Work instructions: For each line below that holds "Relative", return the line as it stands.

(Dataset records on visual material)
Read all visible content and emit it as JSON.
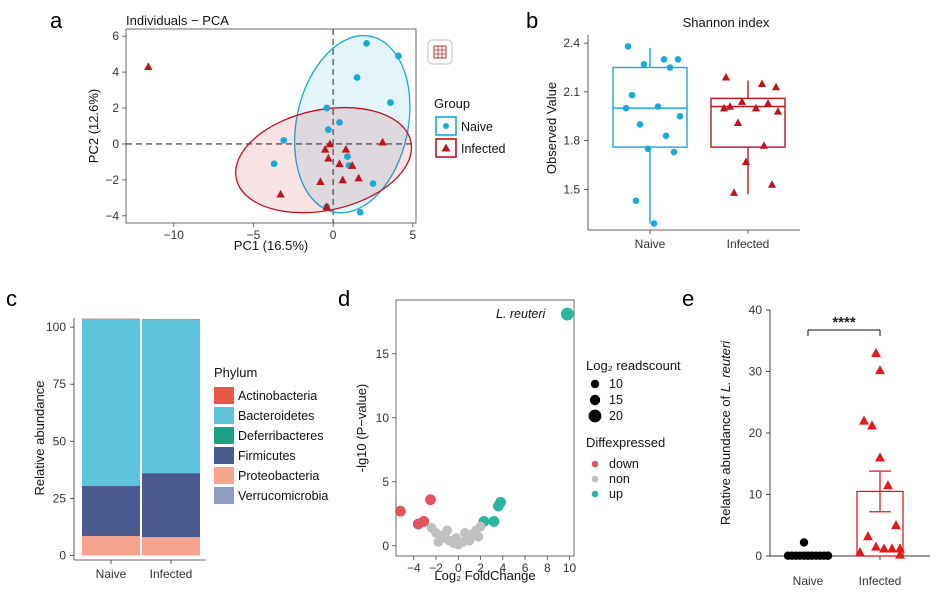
{
  "chart_data": [
    {
      "panel": "a",
      "type": "scatter",
      "title": "Individuals − PCA",
      "xlabel": "PC1 (16.5%)",
      "ylabel": "PC2 (12.6%)",
      "xlim": [
        -13,
        5.2
      ],
      "ylim": [
        -4.4,
        6.4
      ],
      "xticks": [
        -10,
        -5,
        0,
        5
      ],
      "yticks": [
        -4,
        -2,
        0,
        2,
        4,
        6
      ],
      "legend_title": "Group",
      "colors": {
        "Naive": "#1ba9d8",
        "Infected": "#c1121f"
      },
      "series": [
        {
          "name": "Naive",
          "marker": "circle",
          "points": [
            [
              2.1,
              5.6
            ],
            [
              4.1,
              4.9
            ],
            [
              1.5,
              3.7
            ],
            [
              3.6,
              2.3
            ],
            [
              -0.4,
              2.0
            ],
            [
              0.4,
              1.2
            ],
            [
              -0.3,
              0.8
            ],
            [
              -3.1,
              0.2
            ],
            [
              0.9,
              -0.7
            ],
            [
              -3.7,
              -1.1
            ],
            [
              1.0,
              -1.2
            ],
            [
              2.5,
              -2.2
            ],
            [
              -0.4,
              -3.5
            ],
            [
              1.7,
              -3.8
            ]
          ]
        },
        {
          "name": "Infected",
          "marker": "triangle",
          "points": [
            [
              -11.6,
              4.3
            ],
            [
              3.1,
              0.1
            ],
            [
              -0.2,
              0.0
            ],
            [
              -0.5,
              -0.3
            ],
            [
              0.8,
              -0.3
            ],
            [
              -0.3,
              -0.8
            ],
            [
              0.4,
              -1.1
            ],
            [
              1.2,
              -1.2
            ],
            [
              1.6,
              -1.9
            ],
            [
              -0.8,
              -2.1
            ],
            [
              0.6,
              -2.0
            ],
            [
              -3.3,
              -2.8
            ],
            [
              -0.4,
              -3.5
            ]
          ]
        }
      ],
      "ellipses": [
        {
          "group": "Naive",
          "center": [
            1.2,
            1.1
          ],
          "semi_axes": [
            3.5,
            5.0
          ],
          "angle_deg": 12
        },
        {
          "group": "Infected",
          "center": [
            -0.6,
            -0.9
          ],
          "semi_axes": [
            5.6,
            2.8
          ],
          "angle_deg": -12
        }
      ]
    },
    {
      "panel": "b",
      "type": "box",
      "title": "Shannon index",
      "ylabel": "Observed Value",
      "categories": [
        "Naive",
        "Infected"
      ],
      "ylim": [
        1.25,
        2.45
      ],
      "yticks": [
        1.5,
        1.8,
        2.1,
        2.4
      ],
      "colors": {
        "Naive": "#1ba9d8",
        "Infected": "#c1121f"
      },
      "boxes": [
        {
          "name": "Naive",
          "min": 1.29,
          "q1": 1.76,
          "median": 2.0,
          "q3": 2.25,
          "max": 2.37,
          "points": [
            2.38,
            2.3,
            2.3,
            2.27,
            2.25,
            2.08,
            2.01,
            2.0,
            1.95,
            1.9,
            1.83,
            1.75,
            1.73,
            1.43,
            1.29
          ]
        },
        {
          "name": "Infected",
          "min": 1.47,
          "q1": 1.76,
          "median": 2.01,
          "q3": 2.06,
          "max": 2.17,
          "points": [
            2.19,
            2.15,
            2.13,
            2.04,
            2.03,
            2.01,
            2.0,
            2.0,
            1.98,
            1.91,
            1.77,
            1.67,
            1.53,
            1.48
          ]
        }
      ]
    },
    {
      "panel": "c",
      "type": "stacked_bar",
      "ylabel": "Relative abundance",
      "categories": [
        "Naive",
        "Infected"
      ],
      "ylim": [
        -2,
        104
      ],
      "yticks": [
        0,
        25,
        50,
        75,
        100
      ],
      "legend_title": "Phylum",
      "series": [
        {
          "name": "Actinobacteria",
          "color": "#e8564a",
          "values": [
            0.1,
            0.3
          ]
        },
        {
          "name": "Bacteroidetes",
          "color": "#5ec4db",
          "values": [
            73.0,
            67.0
          ]
        },
        {
          "name": "Deferribacteres",
          "color": "#1e9f88",
          "values": [
            0.1,
            0.1
          ]
        },
        {
          "name": "Firmicutes",
          "color": "#4a5a8e",
          "values": [
            22.0,
            28.0
          ]
        },
        {
          "name": "Proteobacteria",
          "color": "#f4a48f",
          "values": [
            8.5,
            8.0
          ]
        },
        {
          "name": "Verrucomicrobia",
          "color": "#8f9cc2",
          "values": [
            0.1,
            0.1
          ]
        }
      ]
    },
    {
      "panel": "d",
      "type": "scatter",
      "subtype": "volcano",
      "xlabel": "Log₂ FoldChange",
      "ylabel": "-lg10 (P−value)",
      "xlim": [
        -5.6,
        10.4
      ],
      "ylim": [
        -0.8,
        19.2
      ],
      "xticks": [
        -4,
        -2,
        0,
        2,
        4,
        6,
        8,
        10
      ],
      "yticks": [
        0,
        5,
        10,
        15
      ],
      "annotation": "L. reuteri",
      "size_legend_title": "Log₂ readscount",
      "size_legend": [
        "10",
        "15",
        "20"
      ],
      "color_legend_title": "Diffexpressed",
      "color_legend": [
        {
          "name": "down",
          "color": "#e05560"
        },
        {
          "name": "non",
          "color": "#c0c0c0"
        },
        {
          "name": "up",
          "color": "#2bb5a0"
        }
      ],
      "points": [
        {
          "x": 9.8,
          "y": 18.1,
          "cls": "up",
          "size": 20
        },
        {
          "x": 3.8,
          "y": 3.4,
          "cls": "up",
          "size": 15
        },
        {
          "x": 3.6,
          "y": 3.1,
          "cls": "up",
          "size": 15
        },
        {
          "x": 3.2,
          "y": 1.9,
          "cls": "up",
          "size": 15
        },
        {
          "x": 2.3,
          "y": 1.9,
          "cls": "up",
          "size": 15
        },
        {
          "x": -5.2,
          "y": 2.7,
          "cls": "down",
          "size": 15
        },
        {
          "x": -2.5,
          "y": 3.6,
          "cls": "down",
          "size": 15
        },
        {
          "x": -3.1,
          "y": 1.9,
          "cls": "down",
          "size": 15
        },
        {
          "x": -3.6,
          "y": 1.7,
          "cls": "down",
          "size": 15
        },
        {
          "x": -2.4,
          "y": 1.4,
          "cls": "non",
          "size": 14
        },
        {
          "x": -2.0,
          "y": 1.0,
          "cls": "non",
          "size": 14
        },
        {
          "x": -1.6,
          "y": 0.8,
          "cls": "non",
          "size": 14
        },
        {
          "x": -1.2,
          "y": 0.6,
          "cls": "non",
          "size": 14
        },
        {
          "x": -0.8,
          "y": 0.4,
          "cls": "non",
          "size": 14
        },
        {
          "x": -0.4,
          "y": 0.2,
          "cls": "non",
          "size": 14
        },
        {
          "x": 0.0,
          "y": 0.1,
          "cls": "non",
          "size": 14
        },
        {
          "x": 0.4,
          "y": 0.3,
          "cls": "non",
          "size": 14
        },
        {
          "x": 0.8,
          "y": 0.6,
          "cls": "non",
          "size": 14
        },
        {
          "x": 1.2,
          "y": 0.9,
          "cls": "non",
          "size": 14
        },
        {
          "x": 1.6,
          "y": 1.2,
          "cls": "non",
          "size": 14
        },
        {
          "x": 2.0,
          "y": 1.5,
          "cls": "non",
          "size": 14
        },
        {
          "x": 1.8,
          "y": 0.7,
          "cls": "non",
          "size": 14
        },
        {
          "x": -1.0,
          "y": 1.2,
          "cls": "non",
          "size": 14
        },
        {
          "x": -1.8,
          "y": 0.3,
          "cls": "non",
          "size": 14
        },
        {
          "x": 0.6,
          "y": 1.0,
          "cls": "non",
          "size": 14
        },
        {
          "x": 1.0,
          "y": 0.4,
          "cls": "non",
          "size": 14
        },
        {
          "x": -0.2,
          "y": 0.6,
          "cls": "non",
          "size": 14
        }
      ]
    },
    {
      "panel": "e",
      "type": "bar",
      "ylabel_prefix": "Relative abundance of ",
      "ylabel_ital": "L. reuteri",
      "categories": [
        "Naive",
        "Infected"
      ],
      "ylim": [
        0,
        40
      ],
      "yticks": [
        0,
        10,
        20,
        30,
        40
      ],
      "significance": "****",
      "bars": [
        {
          "name": "Naive",
          "mean": 0.15,
          "sem": 0.1,
          "color": "#000000",
          "points": [
            2.2,
            0.05,
            0.05,
            0.05,
            0.05,
            0.05,
            0.05,
            0.05,
            0.05,
            0.05,
            0.05,
            0.05,
            0.05,
            0.05
          ]
        },
        {
          "name": "Infected",
          "mean": 10.5,
          "sem": 3.3,
          "color": "#e31a1c",
          "points": [
            33.0,
            30.2,
            22.0,
            21.2,
            16.0,
            11.5,
            5.0,
            3.2,
            1.5,
            1.2,
            1.2,
            1.2,
            0.6,
            0.2
          ]
        }
      ]
    }
  ],
  "panels": {
    "a": "a",
    "b": "b",
    "c": "c",
    "d": "d",
    "e": "e"
  }
}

Written response:
      "ylabel": "Relative abundance",
      "ylabel_prefix": "Relative abundance of ",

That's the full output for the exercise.